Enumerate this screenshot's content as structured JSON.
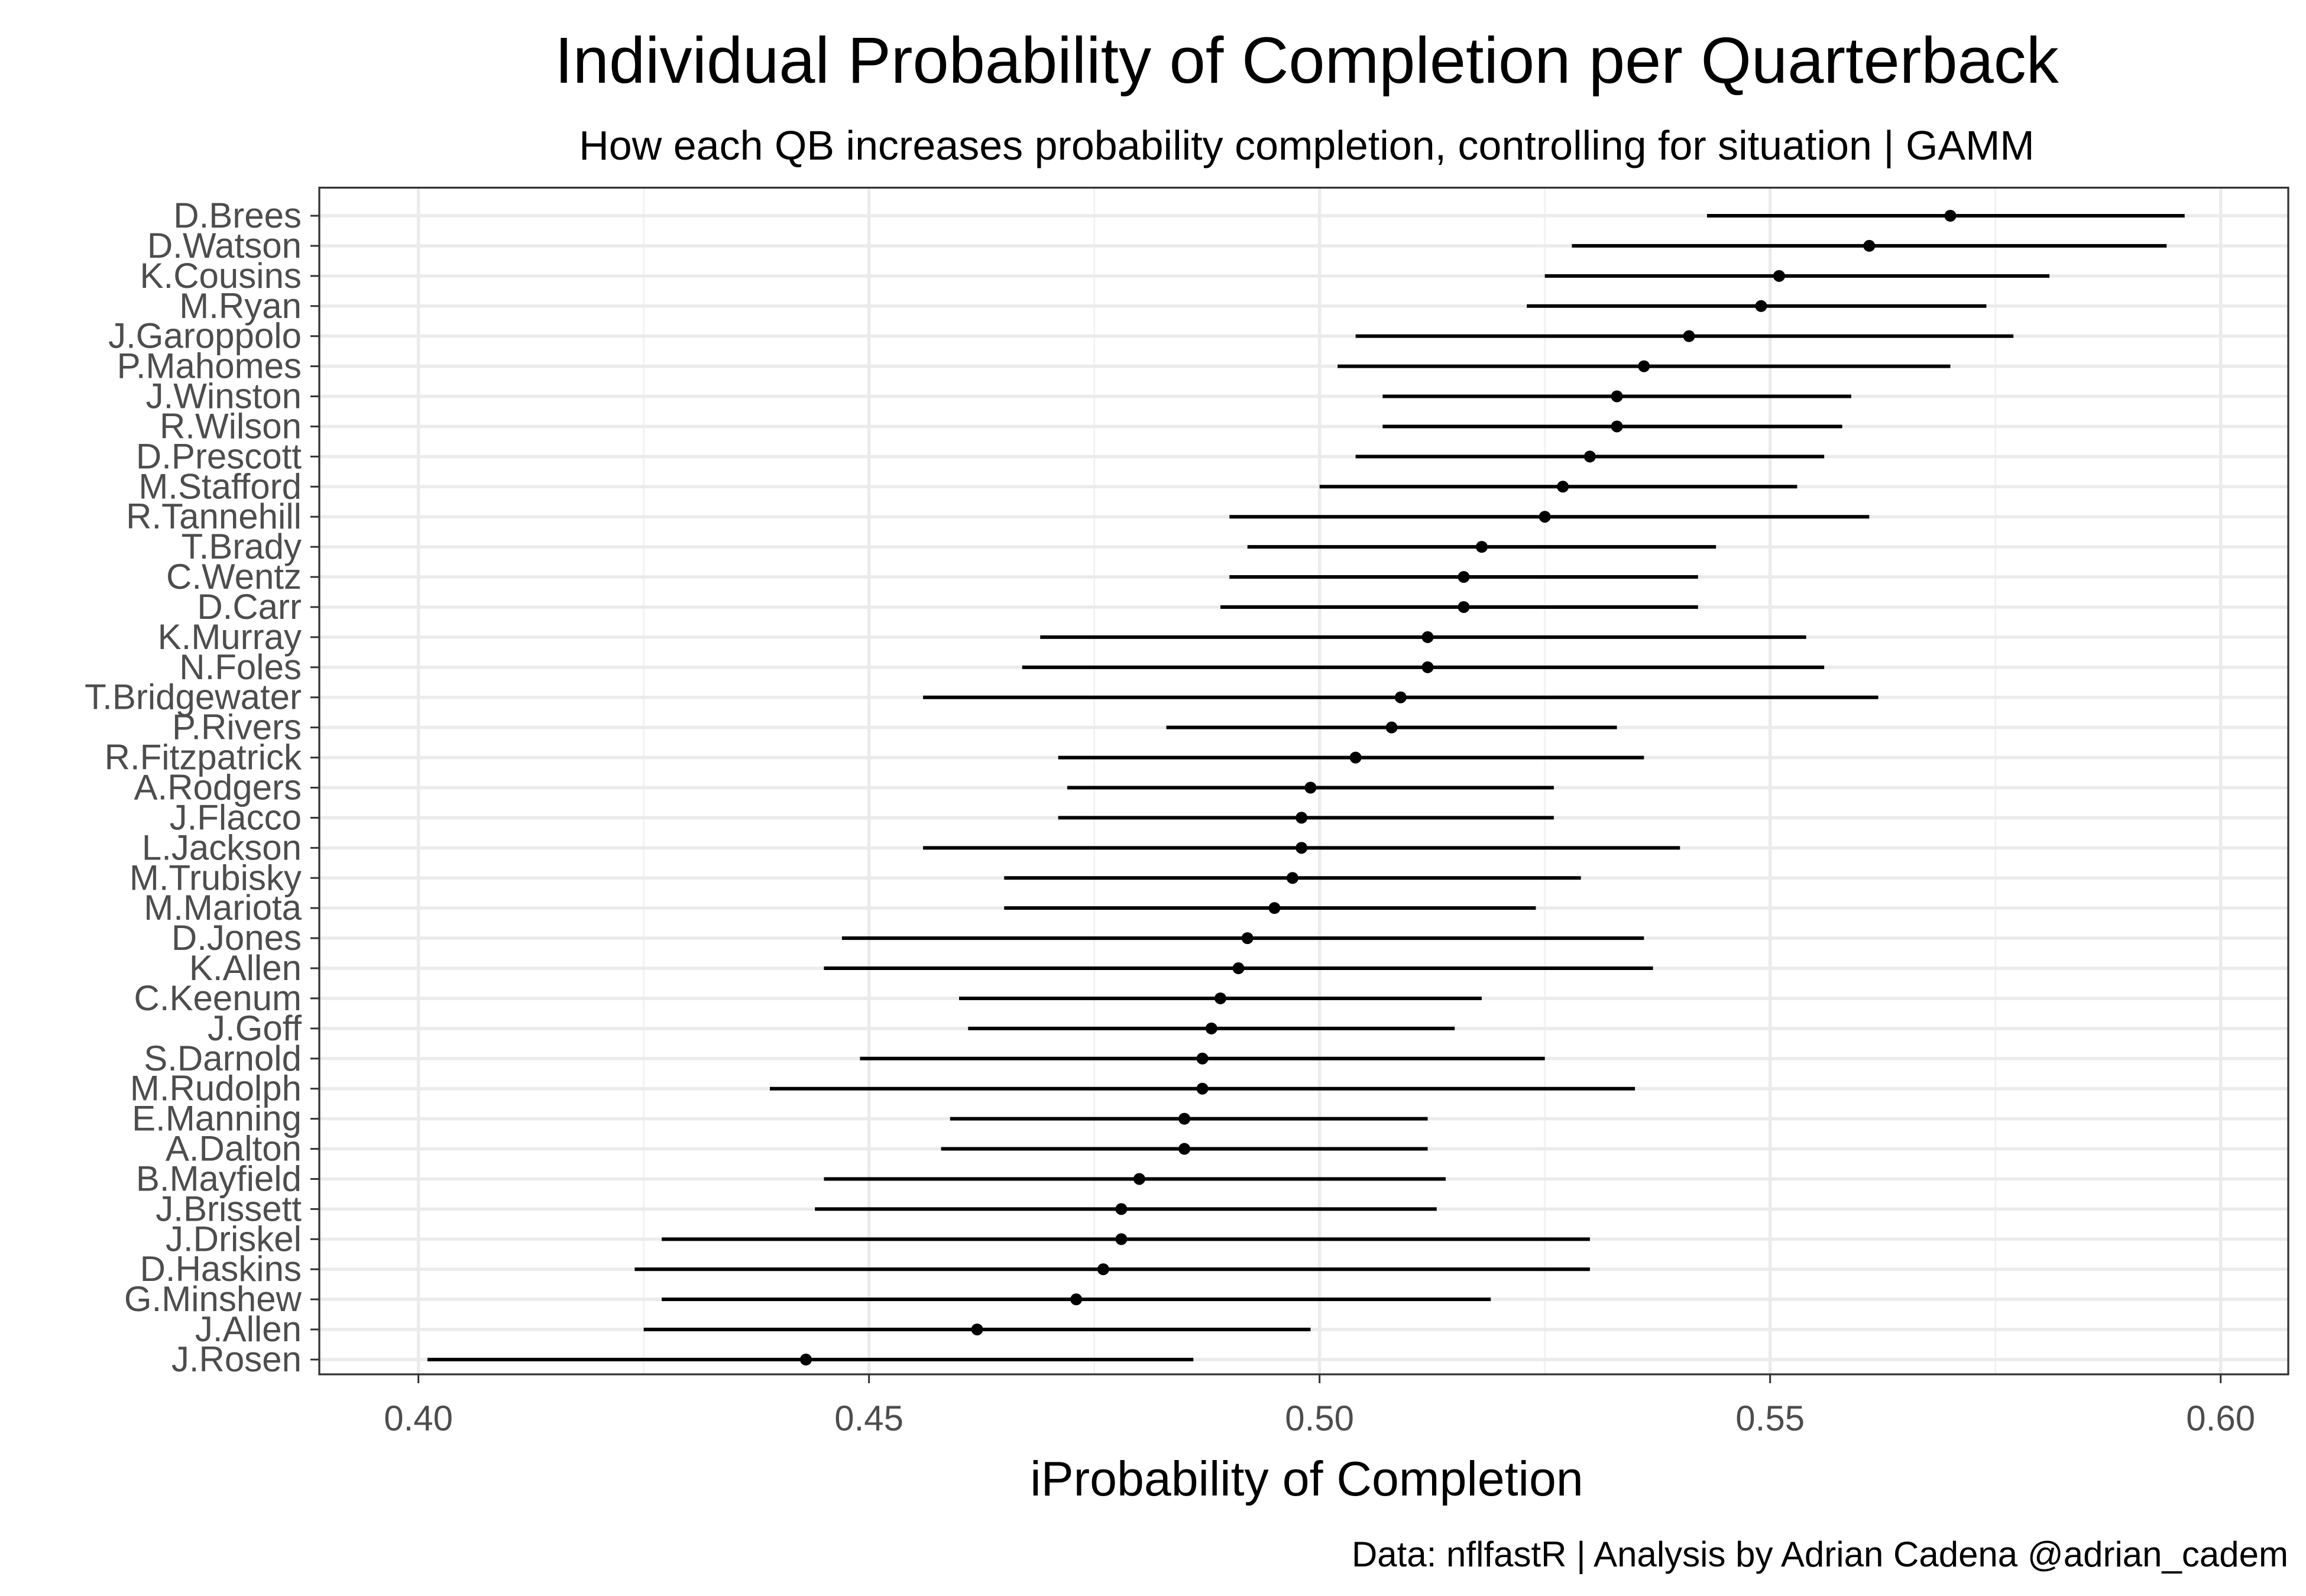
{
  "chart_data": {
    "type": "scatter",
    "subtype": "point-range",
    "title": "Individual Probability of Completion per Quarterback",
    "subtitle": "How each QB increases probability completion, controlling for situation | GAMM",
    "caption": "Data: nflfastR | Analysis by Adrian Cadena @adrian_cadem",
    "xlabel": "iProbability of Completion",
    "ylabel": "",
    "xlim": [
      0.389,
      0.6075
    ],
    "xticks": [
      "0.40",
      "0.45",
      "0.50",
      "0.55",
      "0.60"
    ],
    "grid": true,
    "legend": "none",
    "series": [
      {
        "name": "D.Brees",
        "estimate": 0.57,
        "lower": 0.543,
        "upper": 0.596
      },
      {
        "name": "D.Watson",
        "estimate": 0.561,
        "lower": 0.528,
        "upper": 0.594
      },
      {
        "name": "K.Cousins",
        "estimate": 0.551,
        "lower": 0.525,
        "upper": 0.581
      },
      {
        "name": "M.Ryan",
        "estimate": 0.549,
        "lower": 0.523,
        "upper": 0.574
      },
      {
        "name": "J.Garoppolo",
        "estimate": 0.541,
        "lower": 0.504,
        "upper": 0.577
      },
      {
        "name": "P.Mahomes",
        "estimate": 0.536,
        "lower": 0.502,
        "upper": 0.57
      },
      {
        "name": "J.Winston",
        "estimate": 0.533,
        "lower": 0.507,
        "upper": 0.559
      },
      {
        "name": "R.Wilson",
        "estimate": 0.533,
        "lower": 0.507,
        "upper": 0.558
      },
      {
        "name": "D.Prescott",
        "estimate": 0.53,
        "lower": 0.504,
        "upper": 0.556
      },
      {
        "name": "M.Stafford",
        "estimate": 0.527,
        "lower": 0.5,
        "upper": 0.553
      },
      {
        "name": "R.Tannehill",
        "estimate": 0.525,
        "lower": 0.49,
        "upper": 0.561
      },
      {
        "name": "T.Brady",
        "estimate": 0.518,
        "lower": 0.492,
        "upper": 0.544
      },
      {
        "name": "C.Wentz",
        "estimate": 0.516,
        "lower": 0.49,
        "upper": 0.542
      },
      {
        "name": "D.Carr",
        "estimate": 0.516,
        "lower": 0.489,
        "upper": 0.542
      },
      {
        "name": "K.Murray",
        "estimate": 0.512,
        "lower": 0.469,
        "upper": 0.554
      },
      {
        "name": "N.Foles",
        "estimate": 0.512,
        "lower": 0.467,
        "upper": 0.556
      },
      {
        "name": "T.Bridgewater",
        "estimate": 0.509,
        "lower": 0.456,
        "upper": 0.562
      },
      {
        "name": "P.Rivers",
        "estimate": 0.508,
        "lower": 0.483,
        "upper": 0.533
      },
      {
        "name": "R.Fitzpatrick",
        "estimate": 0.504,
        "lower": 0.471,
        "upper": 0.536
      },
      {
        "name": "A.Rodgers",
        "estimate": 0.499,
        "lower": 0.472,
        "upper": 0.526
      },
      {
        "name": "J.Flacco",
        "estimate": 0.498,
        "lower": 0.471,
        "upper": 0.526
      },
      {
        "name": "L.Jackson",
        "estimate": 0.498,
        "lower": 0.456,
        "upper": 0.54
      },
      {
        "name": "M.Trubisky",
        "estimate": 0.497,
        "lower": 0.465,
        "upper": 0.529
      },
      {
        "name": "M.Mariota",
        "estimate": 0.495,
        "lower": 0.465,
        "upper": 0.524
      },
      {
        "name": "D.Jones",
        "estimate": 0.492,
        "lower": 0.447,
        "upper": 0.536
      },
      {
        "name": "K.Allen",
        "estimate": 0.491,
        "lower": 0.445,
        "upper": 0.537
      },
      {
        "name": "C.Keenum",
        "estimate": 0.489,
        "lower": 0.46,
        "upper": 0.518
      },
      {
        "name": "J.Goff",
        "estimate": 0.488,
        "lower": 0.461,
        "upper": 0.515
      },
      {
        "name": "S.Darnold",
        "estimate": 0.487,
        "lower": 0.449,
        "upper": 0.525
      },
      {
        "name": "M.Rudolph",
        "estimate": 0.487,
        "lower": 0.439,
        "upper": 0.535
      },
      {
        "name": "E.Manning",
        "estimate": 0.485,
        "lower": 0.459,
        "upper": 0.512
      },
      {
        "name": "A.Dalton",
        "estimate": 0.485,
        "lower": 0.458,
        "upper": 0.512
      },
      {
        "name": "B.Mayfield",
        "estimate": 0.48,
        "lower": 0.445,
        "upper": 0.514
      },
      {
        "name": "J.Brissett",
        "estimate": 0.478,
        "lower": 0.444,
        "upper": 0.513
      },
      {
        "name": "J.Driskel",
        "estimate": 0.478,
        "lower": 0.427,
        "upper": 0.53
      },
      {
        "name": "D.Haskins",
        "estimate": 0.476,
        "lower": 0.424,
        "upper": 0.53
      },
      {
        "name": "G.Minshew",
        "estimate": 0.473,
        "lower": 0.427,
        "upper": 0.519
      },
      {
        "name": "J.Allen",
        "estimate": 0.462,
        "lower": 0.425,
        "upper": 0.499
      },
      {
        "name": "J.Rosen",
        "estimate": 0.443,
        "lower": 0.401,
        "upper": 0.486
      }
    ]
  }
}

------------

Task instructions: In your copy, leave out the pictures and reproduce the material above exactly.

Written solution:
Enumerate this screenshot's content as structured JSON.
{
  "chart_data": {
    "type": "scatter",
    "subtype": "point-range",
    "title": "Individual Probability of Completion per Quarterback",
    "subtitle": "How each QB increases probability completion, controlling for situation | GAMM",
    "caption": "Data: nflfastR | Analysis by Adrian Cadena @adrian_cadem",
    "xlabel": "iProbability of Completion",
    "ylabel": "",
    "xlim": [
      0.389,
      0.6075
    ],
    "xticks": [
      "0.40",
      "0.45",
      "0.50",
      "0.55",
      "0.60"
    ],
    "grid": true,
    "legend": "none",
    "series": [
      {
        "name": "D.Brees",
        "estimate": 0.57,
        "lower": 0.543,
        "upper": 0.596
      },
      {
        "name": "D.Watson",
        "estimate": 0.561,
        "lower": 0.528,
        "upper": 0.594
      },
      {
        "name": "K.Cousins",
        "estimate": 0.551,
        "lower": 0.525,
        "upper": 0.581
      },
      {
        "name": "M.Ryan",
        "estimate": 0.549,
        "lower": 0.523,
        "upper": 0.574
      },
      {
        "name": "J.Garoppolo",
        "estimate": 0.541,
        "lower": 0.504,
        "upper": 0.577
      },
      {
        "name": "P.Mahomes",
        "estimate": 0.536,
        "lower": 0.502,
        "upper": 0.57
      },
      {
        "name": "J.Winston",
        "estimate": 0.533,
        "lower": 0.507,
        "upper": 0.559
      },
      {
        "name": "R.Wilson",
        "estimate": 0.533,
        "lower": 0.507,
        "upper": 0.558
      },
      {
        "name": "D.Prescott",
        "estimate": 0.53,
        "lower": 0.504,
        "upper": 0.556
      },
      {
        "name": "M.Stafford",
        "estimate": 0.527,
        "lower": 0.5,
        "upper": 0.553
      },
      {
        "name": "R.Tannehill",
        "estimate": 0.525,
        "lower": 0.49,
        "upper": 0.561
      },
      {
        "name": "T.Brady",
        "estimate": 0.518,
        "lower": 0.492,
        "upper": 0.544
      },
      {
        "name": "C.Wentz",
        "estimate": 0.516,
        "lower": 0.49,
        "upper": 0.542
      },
      {
        "name": "D.Carr",
        "estimate": 0.516,
        "lower": 0.489,
        "upper": 0.542
      },
      {
        "name": "K.Murray",
        "estimate": 0.512,
        "lower": 0.469,
        "upper": 0.554
      },
      {
        "name": "N.Foles",
        "estimate": 0.512,
        "lower": 0.467,
        "upper": 0.556
      },
      {
        "name": "T.Bridgewater",
        "estimate": 0.509,
        "lower": 0.456,
        "upper": 0.562
      },
      {
        "name": "P.Rivers",
        "estimate": 0.508,
        "lower": 0.483,
        "upper": 0.533
      },
      {
        "name": "R.Fitzpatrick",
        "estimate": 0.504,
        "lower": 0.471,
        "upper": 0.536
      },
      {
        "name": "A.Rodgers",
        "estimate": 0.499,
        "lower": 0.472,
        "upper": 0.526
      },
      {
        "name": "J.Flacco",
        "estimate": 0.498,
        "lower": 0.471,
        "upper": 0.526
      },
      {
        "name": "L.Jackson",
        "estimate": 0.498,
        "lower": 0.456,
        "upper": 0.54
      },
      {
        "name": "M.Trubisky",
        "estimate": 0.497,
        "lower": 0.465,
        "upper": 0.529
      },
      {
        "name": "M.Mariota",
        "estimate": 0.495,
        "lower": 0.465,
        "upper": 0.524
      },
      {
        "name": "D.Jones",
        "estimate": 0.492,
        "lower": 0.447,
        "upper": 0.536
      },
      {
        "name": "K.Allen",
        "estimate": 0.491,
        "lower": 0.445,
        "upper": 0.537
      },
      {
        "name": "C.Keenum",
        "estimate": 0.489,
        "lower": 0.46,
        "upper": 0.518
      },
      {
        "name": "J.Goff",
        "estimate": 0.488,
        "lower": 0.461,
        "upper": 0.515
      },
      {
        "name": "S.Darnold",
        "estimate": 0.487,
        "lower": 0.449,
        "upper": 0.525
      },
      {
        "name": "M.Rudolph",
        "estimate": 0.487,
        "lower": 0.439,
        "upper": 0.535
      },
      {
        "name": "E.Manning",
        "estimate": 0.485,
        "lower": 0.459,
        "upper": 0.512
      },
      {
        "name": "A.Dalton",
        "estimate": 0.485,
        "lower": 0.458,
        "upper": 0.512
      },
      {
        "name": "B.Mayfield",
        "estimate": 0.48,
        "lower": 0.445,
        "upper": 0.514
      },
      {
        "name": "J.Brissett",
        "estimate": 0.478,
        "lower": 0.444,
        "upper": 0.513
      },
      {
        "name": "J.Driskel",
        "estimate": 0.478,
        "lower": 0.427,
        "upper": 0.53
      },
      {
        "name": "D.Haskins",
        "estimate": 0.476,
        "lower": 0.424,
        "upper": 0.53
      },
      {
        "name": "G.Minshew",
        "estimate": 0.473,
        "lower": 0.427,
        "upper": 0.519
      },
      {
        "name": "J.Allen",
        "estimate": 0.462,
        "lower": 0.425,
        "upper": 0.499
      },
      {
        "name": "J.Rosen",
        "estimate": 0.443,
        "lower": 0.401,
        "upper": 0.486
      }
    ]
  }
}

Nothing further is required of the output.